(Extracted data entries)
· · ·

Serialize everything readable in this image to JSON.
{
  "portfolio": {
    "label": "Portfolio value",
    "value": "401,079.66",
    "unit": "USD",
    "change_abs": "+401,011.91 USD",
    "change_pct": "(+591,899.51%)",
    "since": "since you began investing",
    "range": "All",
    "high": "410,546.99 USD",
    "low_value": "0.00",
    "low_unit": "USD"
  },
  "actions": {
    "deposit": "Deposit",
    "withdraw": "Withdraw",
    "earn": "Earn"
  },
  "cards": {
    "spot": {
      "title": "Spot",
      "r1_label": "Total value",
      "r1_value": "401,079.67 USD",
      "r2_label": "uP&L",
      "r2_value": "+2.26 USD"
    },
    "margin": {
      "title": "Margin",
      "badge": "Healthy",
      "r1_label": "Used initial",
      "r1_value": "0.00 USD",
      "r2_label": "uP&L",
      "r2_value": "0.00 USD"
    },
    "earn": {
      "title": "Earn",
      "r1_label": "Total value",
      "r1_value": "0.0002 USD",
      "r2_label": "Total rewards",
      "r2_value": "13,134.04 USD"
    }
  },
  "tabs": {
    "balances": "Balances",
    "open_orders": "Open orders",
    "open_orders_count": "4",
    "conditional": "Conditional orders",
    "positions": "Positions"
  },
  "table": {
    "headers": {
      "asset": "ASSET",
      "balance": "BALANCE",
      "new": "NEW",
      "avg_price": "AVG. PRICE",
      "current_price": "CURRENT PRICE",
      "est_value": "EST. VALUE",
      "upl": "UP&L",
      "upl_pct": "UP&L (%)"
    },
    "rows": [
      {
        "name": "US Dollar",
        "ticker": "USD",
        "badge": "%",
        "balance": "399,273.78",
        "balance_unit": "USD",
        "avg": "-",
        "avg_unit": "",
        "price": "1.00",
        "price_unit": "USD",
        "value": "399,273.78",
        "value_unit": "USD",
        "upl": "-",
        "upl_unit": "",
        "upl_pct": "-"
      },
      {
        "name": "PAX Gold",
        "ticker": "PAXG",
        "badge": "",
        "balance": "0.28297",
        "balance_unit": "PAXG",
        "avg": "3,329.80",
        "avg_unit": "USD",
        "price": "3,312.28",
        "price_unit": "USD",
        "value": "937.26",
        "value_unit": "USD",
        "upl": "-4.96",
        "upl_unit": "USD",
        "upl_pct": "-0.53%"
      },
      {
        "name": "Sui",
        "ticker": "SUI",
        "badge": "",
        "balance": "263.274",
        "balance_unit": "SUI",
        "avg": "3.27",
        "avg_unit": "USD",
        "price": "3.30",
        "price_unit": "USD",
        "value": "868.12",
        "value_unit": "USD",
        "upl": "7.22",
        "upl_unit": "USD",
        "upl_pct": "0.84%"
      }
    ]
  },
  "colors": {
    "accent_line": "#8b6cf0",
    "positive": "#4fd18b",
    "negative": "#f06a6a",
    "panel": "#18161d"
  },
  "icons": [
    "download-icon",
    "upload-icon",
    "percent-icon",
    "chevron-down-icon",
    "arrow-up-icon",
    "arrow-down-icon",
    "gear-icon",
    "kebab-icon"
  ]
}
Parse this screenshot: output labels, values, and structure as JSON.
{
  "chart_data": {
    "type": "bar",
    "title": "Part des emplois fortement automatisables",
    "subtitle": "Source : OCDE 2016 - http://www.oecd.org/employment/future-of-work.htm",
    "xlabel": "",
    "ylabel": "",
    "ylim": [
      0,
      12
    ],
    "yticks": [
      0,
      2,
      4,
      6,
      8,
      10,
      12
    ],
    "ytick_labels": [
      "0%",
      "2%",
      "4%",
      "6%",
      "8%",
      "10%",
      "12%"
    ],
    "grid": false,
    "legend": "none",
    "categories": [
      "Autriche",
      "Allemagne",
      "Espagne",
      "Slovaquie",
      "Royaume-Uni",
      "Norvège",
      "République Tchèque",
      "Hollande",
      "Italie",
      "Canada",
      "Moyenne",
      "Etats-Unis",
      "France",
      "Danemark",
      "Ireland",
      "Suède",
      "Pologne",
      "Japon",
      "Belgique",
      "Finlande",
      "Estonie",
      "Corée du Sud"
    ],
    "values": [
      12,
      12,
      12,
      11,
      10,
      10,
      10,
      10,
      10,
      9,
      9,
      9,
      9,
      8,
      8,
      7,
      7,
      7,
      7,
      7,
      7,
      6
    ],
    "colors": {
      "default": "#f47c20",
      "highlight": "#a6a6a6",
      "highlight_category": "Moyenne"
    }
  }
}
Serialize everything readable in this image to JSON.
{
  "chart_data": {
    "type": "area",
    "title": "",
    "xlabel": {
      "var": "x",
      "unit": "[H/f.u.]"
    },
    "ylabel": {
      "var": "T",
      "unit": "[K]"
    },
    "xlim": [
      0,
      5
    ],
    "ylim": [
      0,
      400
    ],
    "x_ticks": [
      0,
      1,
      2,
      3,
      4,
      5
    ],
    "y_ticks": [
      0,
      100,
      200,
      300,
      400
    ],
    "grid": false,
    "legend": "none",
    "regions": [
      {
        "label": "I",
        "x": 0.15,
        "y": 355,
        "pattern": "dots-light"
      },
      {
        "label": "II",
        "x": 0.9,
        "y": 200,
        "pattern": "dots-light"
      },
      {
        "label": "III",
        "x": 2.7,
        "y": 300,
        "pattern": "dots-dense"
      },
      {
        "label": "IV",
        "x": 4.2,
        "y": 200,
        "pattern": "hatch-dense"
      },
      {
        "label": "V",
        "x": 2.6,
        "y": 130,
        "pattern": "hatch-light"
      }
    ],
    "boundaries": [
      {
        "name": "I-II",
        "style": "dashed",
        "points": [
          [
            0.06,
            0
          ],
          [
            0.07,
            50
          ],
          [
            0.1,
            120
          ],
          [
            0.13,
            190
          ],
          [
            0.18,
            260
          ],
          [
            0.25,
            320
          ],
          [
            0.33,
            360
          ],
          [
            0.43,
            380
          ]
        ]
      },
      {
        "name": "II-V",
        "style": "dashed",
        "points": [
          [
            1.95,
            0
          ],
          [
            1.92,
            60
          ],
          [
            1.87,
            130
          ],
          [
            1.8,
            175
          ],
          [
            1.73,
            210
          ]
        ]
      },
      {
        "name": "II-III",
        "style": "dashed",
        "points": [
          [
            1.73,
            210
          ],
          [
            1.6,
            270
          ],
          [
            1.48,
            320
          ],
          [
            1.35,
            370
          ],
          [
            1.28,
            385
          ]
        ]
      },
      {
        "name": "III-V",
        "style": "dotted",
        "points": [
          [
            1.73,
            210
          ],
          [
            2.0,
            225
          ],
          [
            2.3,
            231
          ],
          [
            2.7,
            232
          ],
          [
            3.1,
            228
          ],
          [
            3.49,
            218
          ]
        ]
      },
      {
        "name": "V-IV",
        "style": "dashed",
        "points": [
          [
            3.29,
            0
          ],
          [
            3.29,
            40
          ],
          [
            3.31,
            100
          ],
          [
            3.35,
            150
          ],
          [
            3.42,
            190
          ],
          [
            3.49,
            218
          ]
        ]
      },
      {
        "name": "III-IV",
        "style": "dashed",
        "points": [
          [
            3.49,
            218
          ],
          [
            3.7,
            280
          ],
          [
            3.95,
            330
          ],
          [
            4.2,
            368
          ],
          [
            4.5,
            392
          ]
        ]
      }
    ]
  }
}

· · ·

### STATED PROBLEM
Print the records once more, exactly as they were given.

### FINAL ANSWER
Serialize everything readable in this image to JSON.
{
  "portfolio": {
    "label": "Portfolio value",
    "value": "401,079.66",
    "unit": "USD",
    "change_abs": "+401,011.91 USD",
    "change_pct": "(+591,899.51%)",
    "since": "since you began investing",
    "range": "All",
    "high": "410,546.99 USD",
    "low_value": "0.00",
    "low_unit": "USD"
  },
  "actions": {
    "deposit": "Deposit",
    "withdraw": "Withdraw",
    "earn": "Earn"
  },
  "cards": {
    "spot": {
      "title": "Spot",
      "r1_label": "Total value",
      "r1_value": "401,079.67 USD",
      "r2_label": "uP&L",
      "r2_value": "+2.26 USD"
    },
    "margin": {
      "title": "Margin",
      "badge": "Healthy",
      "r1_label": "Used initial",
      "r1_value": "0.00 USD",
      "r2_label": "uP&L",
      "r2_value": "0.00 USD"
    },
    "earn": {
      "title": "Earn",
      "r1_label": "Total value",
      "r1_value": "0.0002 USD",
      "r2_label": "Total rewards",
      "r2_value": "13,134.04 USD"
    }
  },
  "tabs": {
    "balances": "Balances",
    "open_orders": "Open orders",
    "open_orders_count": "4",
    "conditional": "Conditional orders",
    "positions": "Positions"
  },
  "table": {
    "headers": {
      "asset": "ASSET",
      "balance": "BALANCE",
      "new": "NEW",
      "avg_price": "AVG. PRICE",
      "current_price": "CURRENT PRICE",
      "est_value": "EST. VALUE",
      "upl": "UP&L",
      "upl_pct": "UP&L (%)"
    },
    "rows": [
      {
        "name": "US Dollar",
        "ticker": "USD",
        "badge": "%",
        "balance": "399,273.78",
        "balance_unit": "USD",
        "avg": "-",
        "avg_unit": "",
        "price": "1.00",
        "price_unit": "USD",
        "value": "399,273.78",
        "value_unit": "USD",
        "upl": "-",
        "upl_unit": "",
        "upl_pct": "-"
      },
      {
        "name": "PAX Gold",
        "ticker": "PAXG",
        "badge": "",
        "balance": "0.28297",
        "balance_unit": "PAXG",
        "avg": "3,329.80",
        "avg_unit": "USD",
        "price": "3,312.28",
        "price_unit": "USD",
        "value": "937.26",
        "value_unit": "USD",
        "upl": "-4.96",
        "upl_unit": "USD",
        "upl_pct": "-0.53%"
      },
      {
        "name": "Sui",
        "ticker": "SUI",
        "badge": "",
        "balance": "263.274",
        "balance_unit": "SUI",
        "avg": "3.27",
        "avg_unit": "USD",
        "price": "3.30",
        "price_unit": "USD",
        "value": "868.12",
        "value_unit": "USD",
        "upl": "7.22",
        "upl_unit": "USD",
        "upl_pct": "0.84%"
      }
    ]
  },
  "colors": {
    "accent_line": "#8b6cf0",
    "positive": "#4fd18b",
    "negative": "#f06a6a",
    "panel": "#18161d"
  },
  "icons": [
    "download-icon",
    "upload-icon",
    "percent-icon",
    "chevron-down-icon",
    "arrow-up-icon",
    "arrow-down-icon",
    "gear-icon",
    "kebab-icon"
  ]
}
Parse this screenshot: output labels, values, and structure as JSON.
{
  "chart_data": {
    "type": "bar",
    "title": "Part des emplois fortement automatisables",
    "subtitle": "Source : OCDE 2016 - http://www.oecd.org/employment/future-of-work.htm",
    "xlabel": "",
    "ylabel": "",
    "ylim": [
      0,
      12
    ],
    "yticks": [
      0,
      2,
      4,
      6,
      8,
      10,
      12
    ],
    "ytick_labels": [
      "0%",
      "2%",
      "4%",
      "6%",
      "8%",
      "10%",
      "12%"
    ],
    "grid": false,
    "legend": "none",
    "categories": [
      "Autriche",
      "Allemagne",
      "Espagne",
      "Slovaquie",
      "Royaume-Uni",
      "Norvège",
      "République Tchèque",
      "Hollande",
      "Italie",
      "Canada",
      "Moyenne",
      "Etats-Unis",
      "France",
      "Danemark",
      "Ireland",
      "Suède",
      "Pologne",
      "Japon",
      "Belgique",
      "Finlande",
      "Estonie",
      "Corée du Sud"
    ],
    "values": [
      12,
      12,
      12,
      11,
      10,
      10,
      10,
      10,
      10,
      9,
      9,
      9,
      9,
      8,
      8,
      7,
      7,
      7,
      7,
      7,
      7,
      6
    ],
    "colors": {
      "default": "#f47c20",
      "highlight": "#a6a6a6",
      "highlight_category": "Moyenne"
    }
  }
}
Serialize everything readable in this image to JSON.
{
  "chart_data": {
    "type": "area",
    "title": "",
    "xlabel": {
      "var": "x",
      "unit": "[H/f.u.]"
    },
    "ylabel": {
      "var": "T",
      "unit": "[K]"
    },
    "xlim": [
      0,
      5
    ],
    "ylim": [
      0,
      400
    ],
    "x_ticks": [
      0,
      1,
      2,
      3,
      4,
      5
    ],
    "y_ticks": [
      0,
      100,
      200,
      300,
      400
    ],
    "grid": false,
    "legend": "none",
    "regions": [
      {
        "label": "I",
        "x": 0.15,
        "y": 355,
        "pattern": "dots-light"
      },
      {
        "label": "II",
        "x": 0.9,
        "y": 200,
        "pattern": "dots-light"
      },
      {
        "label": "III",
        "x": 2.7,
        "y": 300,
        "pattern": "dots-dense"
      },
      {
        "label": "IV",
        "x": 4.2,
        "y": 200,
        "pattern": "hatch-dense"
      },
      {
        "label": "V",
        "x": 2.6,
        "y": 130,
        "pattern": "hatch-light"
      }
    ],
    "boundaries": [
      {
        "name": "I-II",
        "style": "dashed",
        "points": [
          [
            0.06,
            0
          ],
          [
            0.07,
            50
          ],
          [
            0.1,
            120
          ],
          [
            0.13,
            190
          ],
          [
            0.18,
            260
          ],
          [
            0.25,
            320
          ],
          [
            0.33,
            360
          ],
          [
            0.43,
            380
          ]
        ]
      },
      {
        "name": "II-V",
        "style": "dashed",
        "points": [
          [
            1.95,
            0
          ],
          [
            1.92,
            60
          ],
          [
            1.87,
            130
          ],
          [
            1.8,
            175
          ],
          [
            1.73,
            210
          ]
        ]
      },
      {
        "name": "II-III",
        "style": "dashed",
        "points": [
          [
            1.73,
            210
          ],
          [
            1.6,
            270
          ],
          [
            1.48,
            320
          ],
          [
            1.35,
            370
          ],
          [
            1.28,
            385
          ]
        ]
      },
      {
        "name": "III-V",
        "style": "dotted",
        "points": [
          [
            1.73,
            210
          ],
          [
            2.0,
            225
          ],
          [
            2.3,
            231
          ],
          [
            2.7,
            232
          ],
          [
            3.1,
            228
          ],
          [
            3.49,
            218
          ]
        ]
      },
      {
        "name": "V-IV",
        "style": "dashed",
        "points": [
          [
            3.29,
            0
          ],
          [
            3.29,
            40
          ],
          [
            3.31,
            100
          ],
          [
            3.35,
            150
          ],
          [
            3.42,
            190
          ],
          [
            3.49,
            218
          ]
        ]
      },
      {
        "name": "III-IV",
        "style": "dashed",
        "points": [
          [
            3.49,
            218
          ],
          [
            3.7,
            280
          ],
          [
            3.95,
            330
          ],
          [
            4.2,
            368
          ],
          [
            4.5,
            392
          ]
        ]
      }
    ]
  }
}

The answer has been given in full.